Requirement: Listed below are entries; give the number of lines among them that include "occupations", and only that number.

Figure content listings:
● ● ●

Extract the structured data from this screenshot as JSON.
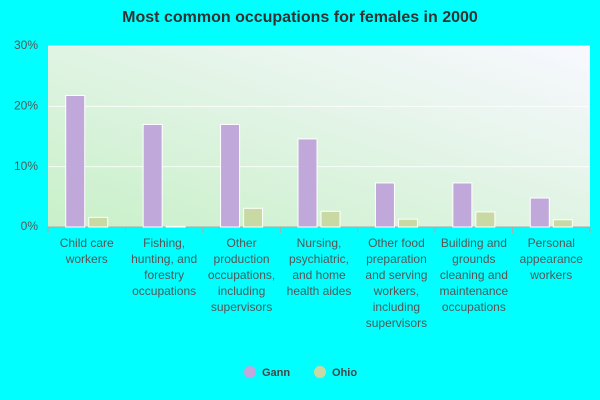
{
  "chart_data": {
    "type": "bar",
    "title": "Most common occupations for females in 2000",
    "categories": [
      "Child care workers",
      "Fishing, hunting, and forestry occupations",
      "Other production occupations, including supervisors",
      "Nursing, psychiatric, and home health aides",
      "Other food preparation and serving workers, including supervisors",
      "Building and grounds cleaning and maintenance occupations",
      "Personal appearance workers"
    ],
    "series": [
      {
        "name": "Gann",
        "color": "#c0a8da",
        "values": [
          21.8,
          17.0,
          17.0,
          14.6,
          7.3,
          7.3,
          4.8
        ]
      },
      {
        "name": "Ohio",
        "color": "#c9d9a3",
        "values": [
          1.6,
          0.1,
          3.1,
          2.6,
          1.3,
          2.5,
          1.2
        ]
      }
    ],
    "ylim": [
      0,
      30
    ],
    "yticks": [
      {
        "value": 0,
        "label": "0%"
      },
      {
        "value": 10,
        "label": "10%"
      },
      {
        "value": 20,
        "label": "20%"
      },
      {
        "value": 30,
        "label": "30%"
      }
    ],
    "grid": true
  }
}
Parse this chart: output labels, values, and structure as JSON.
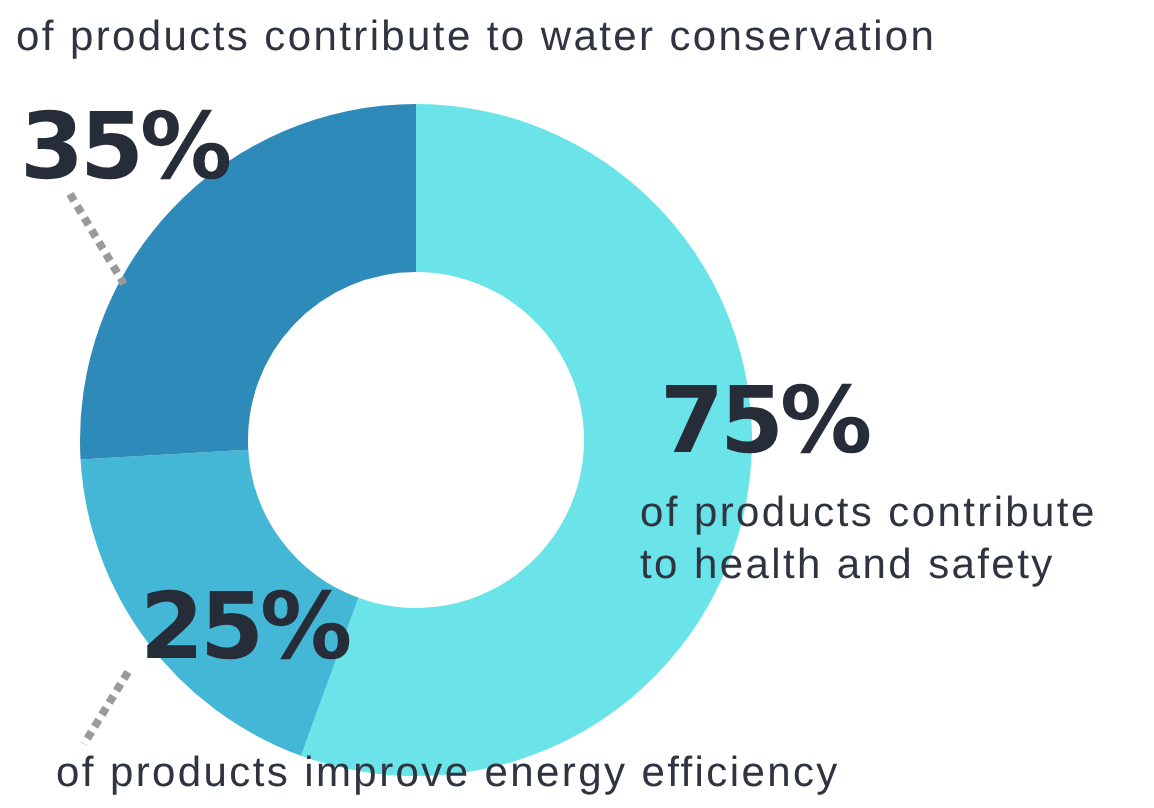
{
  "chart_data": {
    "type": "donut",
    "categories": [
      "of products contribute to health and safety",
      "of products improve energy efficiency",
      "of products contribute to water conservation"
    ],
    "values": [
      75,
      25,
      35
    ],
    "colors": [
      "#6ae4e8",
      "#44b6d6",
      "#2d8ab9"
    ],
    "value_labels": [
      "75%",
      "25%",
      "35%"
    ]
  }
}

● ● ●

Final result: 4